** Dataset **
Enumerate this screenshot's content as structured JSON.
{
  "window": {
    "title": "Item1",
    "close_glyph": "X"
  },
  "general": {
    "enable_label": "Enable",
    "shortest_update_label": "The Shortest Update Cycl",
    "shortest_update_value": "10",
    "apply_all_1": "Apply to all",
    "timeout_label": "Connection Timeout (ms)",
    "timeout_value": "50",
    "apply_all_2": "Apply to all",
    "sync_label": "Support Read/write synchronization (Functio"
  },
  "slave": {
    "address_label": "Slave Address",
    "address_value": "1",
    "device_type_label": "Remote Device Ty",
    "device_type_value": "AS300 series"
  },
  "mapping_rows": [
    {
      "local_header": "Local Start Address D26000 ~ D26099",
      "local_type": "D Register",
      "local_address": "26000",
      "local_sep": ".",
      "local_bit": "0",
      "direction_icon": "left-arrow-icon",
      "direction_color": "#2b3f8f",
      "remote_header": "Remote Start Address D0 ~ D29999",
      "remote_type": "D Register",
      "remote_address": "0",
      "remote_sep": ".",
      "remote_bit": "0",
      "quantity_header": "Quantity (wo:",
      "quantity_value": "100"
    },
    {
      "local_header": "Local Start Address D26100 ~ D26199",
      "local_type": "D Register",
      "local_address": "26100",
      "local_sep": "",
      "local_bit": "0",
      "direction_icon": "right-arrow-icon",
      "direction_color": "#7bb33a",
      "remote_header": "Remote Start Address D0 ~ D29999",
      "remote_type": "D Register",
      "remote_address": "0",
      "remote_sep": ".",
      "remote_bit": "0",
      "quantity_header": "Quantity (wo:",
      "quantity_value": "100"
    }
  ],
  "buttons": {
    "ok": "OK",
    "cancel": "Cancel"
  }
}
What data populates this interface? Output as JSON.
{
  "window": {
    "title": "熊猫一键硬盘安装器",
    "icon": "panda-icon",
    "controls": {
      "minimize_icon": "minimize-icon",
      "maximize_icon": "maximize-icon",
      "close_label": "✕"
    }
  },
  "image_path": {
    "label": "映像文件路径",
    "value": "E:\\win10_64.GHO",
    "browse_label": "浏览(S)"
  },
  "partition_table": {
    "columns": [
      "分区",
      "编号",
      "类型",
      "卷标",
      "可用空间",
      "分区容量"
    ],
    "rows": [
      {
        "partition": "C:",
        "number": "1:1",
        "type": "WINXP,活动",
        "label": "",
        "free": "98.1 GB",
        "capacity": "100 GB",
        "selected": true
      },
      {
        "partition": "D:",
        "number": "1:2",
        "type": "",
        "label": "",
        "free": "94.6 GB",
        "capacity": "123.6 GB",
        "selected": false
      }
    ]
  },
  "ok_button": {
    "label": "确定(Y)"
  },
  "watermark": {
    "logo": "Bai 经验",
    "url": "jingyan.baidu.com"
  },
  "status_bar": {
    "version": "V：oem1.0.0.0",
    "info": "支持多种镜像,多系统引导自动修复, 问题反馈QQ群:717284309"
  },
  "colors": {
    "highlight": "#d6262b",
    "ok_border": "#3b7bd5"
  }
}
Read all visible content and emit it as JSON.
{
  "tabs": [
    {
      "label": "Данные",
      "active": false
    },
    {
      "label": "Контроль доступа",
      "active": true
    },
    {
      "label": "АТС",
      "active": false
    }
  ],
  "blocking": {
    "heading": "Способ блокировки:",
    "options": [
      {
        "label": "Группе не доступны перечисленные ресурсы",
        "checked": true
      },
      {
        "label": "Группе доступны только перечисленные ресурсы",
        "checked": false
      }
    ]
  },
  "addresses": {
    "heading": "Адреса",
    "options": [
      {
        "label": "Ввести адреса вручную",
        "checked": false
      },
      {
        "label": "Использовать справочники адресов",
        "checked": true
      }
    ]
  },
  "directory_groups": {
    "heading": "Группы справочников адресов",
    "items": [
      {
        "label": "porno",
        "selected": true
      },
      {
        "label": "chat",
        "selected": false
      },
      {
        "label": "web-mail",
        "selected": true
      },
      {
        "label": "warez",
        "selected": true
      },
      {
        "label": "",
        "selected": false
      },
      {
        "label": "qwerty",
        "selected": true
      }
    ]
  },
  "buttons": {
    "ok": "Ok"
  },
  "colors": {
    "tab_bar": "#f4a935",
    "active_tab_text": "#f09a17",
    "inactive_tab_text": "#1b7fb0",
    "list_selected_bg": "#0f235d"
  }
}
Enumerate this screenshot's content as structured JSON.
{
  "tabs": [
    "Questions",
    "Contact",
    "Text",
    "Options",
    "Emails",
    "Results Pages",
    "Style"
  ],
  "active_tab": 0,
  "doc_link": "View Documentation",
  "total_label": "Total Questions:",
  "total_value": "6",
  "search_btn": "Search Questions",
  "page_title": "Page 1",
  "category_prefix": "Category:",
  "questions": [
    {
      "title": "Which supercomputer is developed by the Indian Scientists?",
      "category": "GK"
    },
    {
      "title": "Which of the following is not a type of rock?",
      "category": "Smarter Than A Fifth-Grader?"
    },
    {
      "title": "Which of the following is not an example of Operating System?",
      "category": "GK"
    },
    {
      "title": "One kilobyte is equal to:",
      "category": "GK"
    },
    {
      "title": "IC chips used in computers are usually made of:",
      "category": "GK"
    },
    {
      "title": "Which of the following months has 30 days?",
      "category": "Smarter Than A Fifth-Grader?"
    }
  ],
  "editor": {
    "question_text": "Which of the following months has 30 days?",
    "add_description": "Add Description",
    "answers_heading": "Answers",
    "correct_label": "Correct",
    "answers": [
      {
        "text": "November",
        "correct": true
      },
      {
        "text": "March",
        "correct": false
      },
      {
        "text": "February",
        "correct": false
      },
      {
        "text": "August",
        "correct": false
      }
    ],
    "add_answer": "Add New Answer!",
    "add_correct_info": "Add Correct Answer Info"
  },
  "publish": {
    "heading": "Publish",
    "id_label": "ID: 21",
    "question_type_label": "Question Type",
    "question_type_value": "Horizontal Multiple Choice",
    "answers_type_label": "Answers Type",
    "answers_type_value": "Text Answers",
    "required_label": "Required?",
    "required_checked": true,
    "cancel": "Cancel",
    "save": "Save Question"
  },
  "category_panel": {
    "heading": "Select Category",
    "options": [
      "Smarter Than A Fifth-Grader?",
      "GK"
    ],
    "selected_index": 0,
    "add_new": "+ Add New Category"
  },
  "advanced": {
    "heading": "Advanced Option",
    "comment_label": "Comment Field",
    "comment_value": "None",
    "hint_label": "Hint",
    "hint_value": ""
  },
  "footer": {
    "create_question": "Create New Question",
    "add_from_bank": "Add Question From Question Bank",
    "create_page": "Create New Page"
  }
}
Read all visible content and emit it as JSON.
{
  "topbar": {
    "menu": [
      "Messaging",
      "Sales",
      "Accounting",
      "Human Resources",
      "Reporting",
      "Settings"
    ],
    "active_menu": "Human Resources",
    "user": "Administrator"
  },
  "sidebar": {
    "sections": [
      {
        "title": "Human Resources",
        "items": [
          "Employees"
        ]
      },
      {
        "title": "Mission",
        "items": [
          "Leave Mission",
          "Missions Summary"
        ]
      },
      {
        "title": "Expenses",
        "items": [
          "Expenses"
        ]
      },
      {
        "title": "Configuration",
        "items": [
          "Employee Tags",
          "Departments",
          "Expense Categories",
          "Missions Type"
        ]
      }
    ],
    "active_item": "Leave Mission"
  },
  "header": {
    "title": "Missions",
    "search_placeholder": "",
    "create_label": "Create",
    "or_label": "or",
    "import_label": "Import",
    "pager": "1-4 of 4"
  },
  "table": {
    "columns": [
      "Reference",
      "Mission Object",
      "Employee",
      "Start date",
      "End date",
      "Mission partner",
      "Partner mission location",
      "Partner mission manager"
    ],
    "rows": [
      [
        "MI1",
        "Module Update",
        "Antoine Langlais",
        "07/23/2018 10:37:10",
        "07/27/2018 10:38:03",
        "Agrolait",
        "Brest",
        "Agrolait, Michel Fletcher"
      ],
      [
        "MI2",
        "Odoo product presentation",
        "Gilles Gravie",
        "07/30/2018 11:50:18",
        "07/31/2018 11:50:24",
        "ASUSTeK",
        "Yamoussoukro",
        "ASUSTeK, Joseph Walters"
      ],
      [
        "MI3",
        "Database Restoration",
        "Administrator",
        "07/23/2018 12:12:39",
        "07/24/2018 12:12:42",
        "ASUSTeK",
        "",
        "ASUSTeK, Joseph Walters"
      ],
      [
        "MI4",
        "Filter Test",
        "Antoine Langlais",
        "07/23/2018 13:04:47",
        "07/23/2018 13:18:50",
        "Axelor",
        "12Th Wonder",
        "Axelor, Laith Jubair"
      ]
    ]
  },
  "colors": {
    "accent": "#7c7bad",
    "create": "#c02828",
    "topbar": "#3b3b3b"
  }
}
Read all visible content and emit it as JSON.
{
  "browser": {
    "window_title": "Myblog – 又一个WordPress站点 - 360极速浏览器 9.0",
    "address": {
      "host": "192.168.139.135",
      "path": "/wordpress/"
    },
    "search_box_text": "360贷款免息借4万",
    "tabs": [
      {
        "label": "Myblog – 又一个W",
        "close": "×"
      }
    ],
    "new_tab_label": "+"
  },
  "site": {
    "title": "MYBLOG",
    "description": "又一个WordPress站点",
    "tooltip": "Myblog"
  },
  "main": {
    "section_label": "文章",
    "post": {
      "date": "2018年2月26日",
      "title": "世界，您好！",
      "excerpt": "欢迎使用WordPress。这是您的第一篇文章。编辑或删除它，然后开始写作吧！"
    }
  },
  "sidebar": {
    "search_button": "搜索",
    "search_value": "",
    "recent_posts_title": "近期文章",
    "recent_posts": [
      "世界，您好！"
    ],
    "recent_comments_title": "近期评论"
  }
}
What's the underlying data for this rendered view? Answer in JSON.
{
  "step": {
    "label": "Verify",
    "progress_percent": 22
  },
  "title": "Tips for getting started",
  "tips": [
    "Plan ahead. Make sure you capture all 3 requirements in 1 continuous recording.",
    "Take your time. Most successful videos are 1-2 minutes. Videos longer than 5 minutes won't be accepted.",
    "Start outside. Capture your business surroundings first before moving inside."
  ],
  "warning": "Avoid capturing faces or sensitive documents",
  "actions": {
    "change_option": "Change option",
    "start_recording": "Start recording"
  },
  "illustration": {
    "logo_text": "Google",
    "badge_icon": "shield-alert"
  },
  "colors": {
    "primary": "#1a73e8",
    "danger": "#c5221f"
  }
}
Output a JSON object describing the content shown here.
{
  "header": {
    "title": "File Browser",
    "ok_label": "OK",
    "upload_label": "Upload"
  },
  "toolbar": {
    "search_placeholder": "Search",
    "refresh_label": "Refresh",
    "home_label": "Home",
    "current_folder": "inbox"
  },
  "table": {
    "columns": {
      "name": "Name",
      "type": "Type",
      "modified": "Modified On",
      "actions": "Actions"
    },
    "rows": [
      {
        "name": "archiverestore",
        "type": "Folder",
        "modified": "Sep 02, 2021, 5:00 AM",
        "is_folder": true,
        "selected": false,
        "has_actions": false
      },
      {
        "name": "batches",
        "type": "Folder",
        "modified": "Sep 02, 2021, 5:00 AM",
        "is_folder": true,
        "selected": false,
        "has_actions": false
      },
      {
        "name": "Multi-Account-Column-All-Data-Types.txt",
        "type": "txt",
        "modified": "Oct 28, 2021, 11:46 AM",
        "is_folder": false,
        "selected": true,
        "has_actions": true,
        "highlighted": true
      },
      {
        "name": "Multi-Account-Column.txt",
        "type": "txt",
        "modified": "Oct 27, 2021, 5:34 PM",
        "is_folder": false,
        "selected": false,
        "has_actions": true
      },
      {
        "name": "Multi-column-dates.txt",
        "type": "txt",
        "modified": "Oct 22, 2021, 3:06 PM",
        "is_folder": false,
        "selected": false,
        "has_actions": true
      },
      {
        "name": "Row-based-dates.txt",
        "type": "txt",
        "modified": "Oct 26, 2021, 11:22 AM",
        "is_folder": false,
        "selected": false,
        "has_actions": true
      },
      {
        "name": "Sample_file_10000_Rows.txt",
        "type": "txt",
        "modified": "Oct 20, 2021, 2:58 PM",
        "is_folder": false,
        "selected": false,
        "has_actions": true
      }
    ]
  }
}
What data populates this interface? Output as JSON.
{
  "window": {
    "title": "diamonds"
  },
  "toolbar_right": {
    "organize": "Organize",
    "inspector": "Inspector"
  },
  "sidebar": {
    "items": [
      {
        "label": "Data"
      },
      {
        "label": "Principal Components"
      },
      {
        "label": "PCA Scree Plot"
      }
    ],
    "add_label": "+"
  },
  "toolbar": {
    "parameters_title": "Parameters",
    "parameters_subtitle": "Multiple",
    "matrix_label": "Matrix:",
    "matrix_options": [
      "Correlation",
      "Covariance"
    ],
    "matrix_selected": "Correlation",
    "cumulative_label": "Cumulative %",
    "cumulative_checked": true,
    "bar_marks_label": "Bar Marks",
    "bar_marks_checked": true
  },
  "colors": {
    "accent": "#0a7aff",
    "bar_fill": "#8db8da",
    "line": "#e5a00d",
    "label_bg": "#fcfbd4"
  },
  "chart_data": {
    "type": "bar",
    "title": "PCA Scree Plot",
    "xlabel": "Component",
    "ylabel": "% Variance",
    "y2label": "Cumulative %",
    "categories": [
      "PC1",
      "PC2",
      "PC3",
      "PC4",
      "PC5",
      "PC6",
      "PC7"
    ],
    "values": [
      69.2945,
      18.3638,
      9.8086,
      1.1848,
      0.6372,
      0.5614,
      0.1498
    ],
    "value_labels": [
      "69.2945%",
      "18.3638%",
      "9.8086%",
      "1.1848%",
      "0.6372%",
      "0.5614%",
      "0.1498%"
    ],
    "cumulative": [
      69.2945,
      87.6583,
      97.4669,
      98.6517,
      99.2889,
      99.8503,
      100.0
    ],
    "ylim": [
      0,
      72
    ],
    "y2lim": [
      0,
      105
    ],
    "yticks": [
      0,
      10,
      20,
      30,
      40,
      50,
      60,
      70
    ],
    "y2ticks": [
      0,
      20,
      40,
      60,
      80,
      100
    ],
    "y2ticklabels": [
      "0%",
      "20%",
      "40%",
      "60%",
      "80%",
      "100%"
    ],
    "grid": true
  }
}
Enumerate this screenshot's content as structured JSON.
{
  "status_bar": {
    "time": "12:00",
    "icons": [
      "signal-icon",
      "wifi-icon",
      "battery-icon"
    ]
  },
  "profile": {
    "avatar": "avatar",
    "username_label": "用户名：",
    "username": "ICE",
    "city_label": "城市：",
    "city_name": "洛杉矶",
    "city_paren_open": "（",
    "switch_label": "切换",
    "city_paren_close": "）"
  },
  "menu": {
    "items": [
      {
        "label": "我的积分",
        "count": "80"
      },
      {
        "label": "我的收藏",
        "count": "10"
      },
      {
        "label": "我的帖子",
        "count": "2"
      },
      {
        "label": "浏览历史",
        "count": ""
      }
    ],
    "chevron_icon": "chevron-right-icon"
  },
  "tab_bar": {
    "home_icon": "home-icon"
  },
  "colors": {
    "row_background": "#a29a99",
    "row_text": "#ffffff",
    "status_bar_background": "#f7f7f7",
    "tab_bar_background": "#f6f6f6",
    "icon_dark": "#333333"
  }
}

** What is expected **
Find how many lines in the records contain the string "Missions", then give the number alone.

** The output **
3